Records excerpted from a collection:
.....

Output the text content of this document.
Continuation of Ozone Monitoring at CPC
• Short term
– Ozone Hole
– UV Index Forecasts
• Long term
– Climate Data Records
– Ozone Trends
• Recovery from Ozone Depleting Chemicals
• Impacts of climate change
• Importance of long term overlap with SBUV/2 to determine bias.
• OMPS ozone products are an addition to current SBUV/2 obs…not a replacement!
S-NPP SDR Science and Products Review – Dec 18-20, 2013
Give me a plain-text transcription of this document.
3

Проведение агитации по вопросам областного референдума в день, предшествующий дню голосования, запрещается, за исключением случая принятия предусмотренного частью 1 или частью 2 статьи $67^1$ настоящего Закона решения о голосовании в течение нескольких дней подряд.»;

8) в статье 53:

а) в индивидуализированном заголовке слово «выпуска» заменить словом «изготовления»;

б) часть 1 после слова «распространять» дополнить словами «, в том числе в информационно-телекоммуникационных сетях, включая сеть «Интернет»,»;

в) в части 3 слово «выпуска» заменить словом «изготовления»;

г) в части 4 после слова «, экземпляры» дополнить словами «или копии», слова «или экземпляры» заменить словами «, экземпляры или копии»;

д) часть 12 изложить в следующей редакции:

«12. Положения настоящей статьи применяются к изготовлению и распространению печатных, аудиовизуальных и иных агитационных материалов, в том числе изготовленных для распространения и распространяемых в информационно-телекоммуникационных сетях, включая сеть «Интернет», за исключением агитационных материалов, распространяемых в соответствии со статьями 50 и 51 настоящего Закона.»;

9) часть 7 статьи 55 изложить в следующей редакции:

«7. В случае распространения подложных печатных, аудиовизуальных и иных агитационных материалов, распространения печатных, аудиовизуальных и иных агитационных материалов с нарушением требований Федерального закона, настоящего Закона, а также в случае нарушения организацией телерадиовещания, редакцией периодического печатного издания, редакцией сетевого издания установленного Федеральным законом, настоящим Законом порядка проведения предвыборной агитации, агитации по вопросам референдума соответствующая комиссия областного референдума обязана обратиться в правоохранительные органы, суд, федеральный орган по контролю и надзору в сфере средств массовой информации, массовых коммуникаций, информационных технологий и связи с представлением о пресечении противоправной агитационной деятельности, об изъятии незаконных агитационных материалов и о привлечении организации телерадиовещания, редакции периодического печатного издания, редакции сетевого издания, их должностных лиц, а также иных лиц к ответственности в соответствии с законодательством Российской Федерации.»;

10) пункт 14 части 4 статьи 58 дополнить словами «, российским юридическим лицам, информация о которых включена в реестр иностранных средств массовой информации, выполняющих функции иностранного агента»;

.....

Extract the complete set of records unchanged.

Output the text content of this document.
Continuation of Ozone Monitoring at CPC
• Short term
– Ozone Hole
– UV Index Forecasts
• Long term
– Climate Data Records
– Ozone Trends
• Recovery from Ozone Depleting Chemicals
• Impacts of climate change
• Importance of long term overlap with SBUV/2 to determine bias.
• OMPS ozone products are an addition to current SBUV/2 obs…not a replacement!
S-NPP SDR Science and Products Review – Dec 18-20, 2013
Give me a plain-text transcription of this document.
3

Проведение агитации по вопросам областного референдума в день, предшествующий дню голосования, запрещается, за исключением случая принятия предусмотренного частью 1 или частью 2 статьи $67^1$ настоящего Закона решения о голосовании в течение нескольких дней подряд.»;

8) в статье 53:

а) в индивидуализированном заголовке слово «выпуска» заменить словом «изготовления»;

б) часть 1 после слова «распространять» дополнить словами «, в том числе в информационно-телекоммуникационных сетях, включая сеть «Интернет»,»;

в) в части 3 слово «выпуска» заменить словом «изготовления»;

г) в части 4 после слова «, экземпляры» дополнить словами «или копии», слова «или экземпляры» заменить словами «, экземпляры или копии»;

д) часть 12 изложить в следующей редакции:

«12. Положения настоящей статьи применяются к изготовлению и распространению печатных, аудиовизуальных и иных агитационных материалов, в том числе изготовленных для распространения и распространяемых в информационно-телекоммуникационных сетях, включая сеть «Интернет», за исключением агитационных материалов, распространяемых в соответствии со статьями 50 и 51 настоящего Закона.»;

9) часть 7 статьи 55 изложить в следующей редакции:

«7. В случае распространения подложных печатных, аудиовизуальных и иных агитационных материалов, распространения печатных, аудиовизуальных и иных агитационных материалов с нарушением требований Федерального закона, настоящего Закона, а также в случае нарушения организацией телерадиовещания, редакцией периодического печатного издания, редакцией сетевого издания установленного Федеральным законом, настоящим Законом порядка проведения предвыборной агитации, агитации по вопросам референдума соответствующая комиссия областного референдума обязана обратиться в правоохранительные органы, суд, федеральный орган по контролю и надзору в сфере средств массовой информации, массовых коммуникаций, информационных технологий и связи с представлением о пресечении противоправной агитационной деятельности, об изъятии незаконных агитационных материалов и о привлечении организации телерадиовещания, редакции периодического печатного издания, редакции сетевого издания, их должностных лиц, а также иных лиц к ответственности в соответствии с законодательством Российской Федерации.»;

10) пункт 14 части 4 статьи 58 дополнить словами «, российским юридическим лицам, информация о которых включена в реестр иностранных средств массовой информации, выполняющих функции иностранного агента»;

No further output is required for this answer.